The data:
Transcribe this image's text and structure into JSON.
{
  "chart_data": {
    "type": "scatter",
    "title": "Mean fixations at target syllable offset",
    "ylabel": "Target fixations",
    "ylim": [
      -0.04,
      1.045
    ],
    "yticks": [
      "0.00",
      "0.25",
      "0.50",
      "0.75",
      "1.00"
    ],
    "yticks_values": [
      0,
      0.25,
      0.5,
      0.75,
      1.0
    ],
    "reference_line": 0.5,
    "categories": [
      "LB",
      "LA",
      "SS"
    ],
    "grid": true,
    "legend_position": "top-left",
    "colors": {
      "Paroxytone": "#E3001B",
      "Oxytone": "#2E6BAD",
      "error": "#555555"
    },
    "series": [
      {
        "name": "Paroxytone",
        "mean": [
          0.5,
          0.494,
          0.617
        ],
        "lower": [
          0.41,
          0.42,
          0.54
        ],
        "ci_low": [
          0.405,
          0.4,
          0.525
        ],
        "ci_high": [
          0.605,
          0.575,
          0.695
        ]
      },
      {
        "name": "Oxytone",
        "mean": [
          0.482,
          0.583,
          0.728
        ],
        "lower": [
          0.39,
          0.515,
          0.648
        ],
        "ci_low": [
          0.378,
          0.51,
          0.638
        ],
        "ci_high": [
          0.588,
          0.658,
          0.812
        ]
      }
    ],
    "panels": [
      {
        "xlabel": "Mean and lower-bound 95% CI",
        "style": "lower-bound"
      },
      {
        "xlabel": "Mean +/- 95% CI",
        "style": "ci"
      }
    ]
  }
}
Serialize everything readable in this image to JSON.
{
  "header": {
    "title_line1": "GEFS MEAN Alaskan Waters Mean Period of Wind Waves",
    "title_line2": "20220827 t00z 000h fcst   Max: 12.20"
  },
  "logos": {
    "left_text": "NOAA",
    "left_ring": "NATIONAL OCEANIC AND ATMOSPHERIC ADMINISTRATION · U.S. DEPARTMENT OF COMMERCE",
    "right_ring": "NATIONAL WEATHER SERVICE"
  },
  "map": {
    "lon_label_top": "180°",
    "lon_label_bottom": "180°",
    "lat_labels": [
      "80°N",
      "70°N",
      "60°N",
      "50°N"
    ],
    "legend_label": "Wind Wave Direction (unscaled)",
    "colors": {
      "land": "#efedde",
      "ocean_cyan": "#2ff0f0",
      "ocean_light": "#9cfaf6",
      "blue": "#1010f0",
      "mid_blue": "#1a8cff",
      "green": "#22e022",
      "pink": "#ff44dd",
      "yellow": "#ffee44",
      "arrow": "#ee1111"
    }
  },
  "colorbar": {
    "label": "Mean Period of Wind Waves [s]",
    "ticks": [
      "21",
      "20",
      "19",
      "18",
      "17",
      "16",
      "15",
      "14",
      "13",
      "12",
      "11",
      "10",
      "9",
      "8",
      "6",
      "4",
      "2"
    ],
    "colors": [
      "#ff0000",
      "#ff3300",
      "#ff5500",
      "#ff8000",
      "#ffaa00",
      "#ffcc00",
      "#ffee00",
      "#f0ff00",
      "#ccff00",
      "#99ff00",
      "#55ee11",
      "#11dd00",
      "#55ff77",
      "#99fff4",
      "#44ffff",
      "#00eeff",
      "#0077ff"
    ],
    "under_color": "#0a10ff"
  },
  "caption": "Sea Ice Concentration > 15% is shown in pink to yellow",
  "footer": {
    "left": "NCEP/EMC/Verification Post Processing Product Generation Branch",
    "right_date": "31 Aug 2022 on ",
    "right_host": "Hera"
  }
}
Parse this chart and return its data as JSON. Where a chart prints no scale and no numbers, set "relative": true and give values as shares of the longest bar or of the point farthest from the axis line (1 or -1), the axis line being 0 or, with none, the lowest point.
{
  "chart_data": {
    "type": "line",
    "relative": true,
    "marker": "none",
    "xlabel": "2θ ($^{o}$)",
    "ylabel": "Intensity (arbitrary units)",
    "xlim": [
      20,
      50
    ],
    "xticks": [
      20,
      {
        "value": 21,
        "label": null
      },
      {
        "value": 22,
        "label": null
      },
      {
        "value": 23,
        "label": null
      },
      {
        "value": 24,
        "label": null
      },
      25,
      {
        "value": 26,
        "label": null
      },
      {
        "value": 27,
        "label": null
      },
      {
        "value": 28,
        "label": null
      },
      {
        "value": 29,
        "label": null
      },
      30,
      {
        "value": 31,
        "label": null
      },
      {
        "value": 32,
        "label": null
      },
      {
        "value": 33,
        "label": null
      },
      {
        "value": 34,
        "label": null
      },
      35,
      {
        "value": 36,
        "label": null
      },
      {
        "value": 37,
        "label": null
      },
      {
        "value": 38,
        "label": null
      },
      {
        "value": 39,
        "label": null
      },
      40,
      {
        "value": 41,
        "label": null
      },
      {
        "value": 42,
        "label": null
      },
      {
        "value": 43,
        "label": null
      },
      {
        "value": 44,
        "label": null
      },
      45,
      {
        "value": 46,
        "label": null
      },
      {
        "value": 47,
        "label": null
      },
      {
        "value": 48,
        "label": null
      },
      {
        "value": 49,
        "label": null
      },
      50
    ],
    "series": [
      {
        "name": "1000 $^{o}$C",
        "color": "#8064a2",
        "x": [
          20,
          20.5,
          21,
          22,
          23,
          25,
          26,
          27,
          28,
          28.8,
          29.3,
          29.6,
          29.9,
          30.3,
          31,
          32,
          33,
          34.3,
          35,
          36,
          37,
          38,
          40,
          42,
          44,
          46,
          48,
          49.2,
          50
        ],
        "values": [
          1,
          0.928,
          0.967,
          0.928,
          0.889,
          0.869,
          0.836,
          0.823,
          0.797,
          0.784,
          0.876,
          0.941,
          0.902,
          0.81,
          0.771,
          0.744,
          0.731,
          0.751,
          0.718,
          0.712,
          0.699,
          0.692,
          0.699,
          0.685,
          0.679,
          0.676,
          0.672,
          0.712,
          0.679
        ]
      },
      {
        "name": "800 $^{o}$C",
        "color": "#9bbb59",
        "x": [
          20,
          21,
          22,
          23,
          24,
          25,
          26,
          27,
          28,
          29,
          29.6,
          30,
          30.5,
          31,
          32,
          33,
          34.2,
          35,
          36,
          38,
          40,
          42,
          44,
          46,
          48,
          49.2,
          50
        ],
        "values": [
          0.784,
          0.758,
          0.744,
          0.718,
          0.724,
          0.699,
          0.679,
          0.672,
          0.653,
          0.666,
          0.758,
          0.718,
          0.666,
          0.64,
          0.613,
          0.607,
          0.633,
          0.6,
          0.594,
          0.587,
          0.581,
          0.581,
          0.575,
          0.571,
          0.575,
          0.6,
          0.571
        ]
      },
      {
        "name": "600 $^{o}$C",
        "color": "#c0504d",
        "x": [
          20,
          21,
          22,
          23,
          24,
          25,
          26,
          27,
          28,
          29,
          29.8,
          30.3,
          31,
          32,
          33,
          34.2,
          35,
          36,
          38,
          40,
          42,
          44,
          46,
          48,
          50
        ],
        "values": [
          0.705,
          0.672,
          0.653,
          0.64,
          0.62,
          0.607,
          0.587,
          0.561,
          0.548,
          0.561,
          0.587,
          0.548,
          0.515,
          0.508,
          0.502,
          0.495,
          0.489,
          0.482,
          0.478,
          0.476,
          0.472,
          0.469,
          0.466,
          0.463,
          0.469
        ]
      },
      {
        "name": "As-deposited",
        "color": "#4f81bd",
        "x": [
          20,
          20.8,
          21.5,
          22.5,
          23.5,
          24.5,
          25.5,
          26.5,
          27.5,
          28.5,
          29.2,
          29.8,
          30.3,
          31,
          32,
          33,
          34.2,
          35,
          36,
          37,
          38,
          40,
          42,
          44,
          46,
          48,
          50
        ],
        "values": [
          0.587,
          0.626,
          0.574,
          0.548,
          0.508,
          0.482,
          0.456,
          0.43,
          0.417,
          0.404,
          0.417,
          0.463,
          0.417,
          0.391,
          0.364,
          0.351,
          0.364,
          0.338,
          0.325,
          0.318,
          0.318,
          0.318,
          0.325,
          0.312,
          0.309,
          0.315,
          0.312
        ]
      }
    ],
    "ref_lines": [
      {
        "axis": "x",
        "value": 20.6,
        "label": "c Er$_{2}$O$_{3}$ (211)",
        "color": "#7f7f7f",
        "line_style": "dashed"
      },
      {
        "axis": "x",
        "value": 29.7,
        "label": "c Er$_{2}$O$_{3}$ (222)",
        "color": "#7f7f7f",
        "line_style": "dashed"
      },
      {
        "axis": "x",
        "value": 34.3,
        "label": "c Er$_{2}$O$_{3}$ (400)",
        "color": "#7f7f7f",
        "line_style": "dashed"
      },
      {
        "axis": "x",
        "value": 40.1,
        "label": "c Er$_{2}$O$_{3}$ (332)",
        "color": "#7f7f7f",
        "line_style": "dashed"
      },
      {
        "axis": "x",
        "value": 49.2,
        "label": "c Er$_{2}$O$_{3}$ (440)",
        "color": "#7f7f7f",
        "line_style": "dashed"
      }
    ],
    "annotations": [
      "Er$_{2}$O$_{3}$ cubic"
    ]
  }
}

Exercise details: Give the number of lines in the data that contain "name", with no other words.

Task response: 6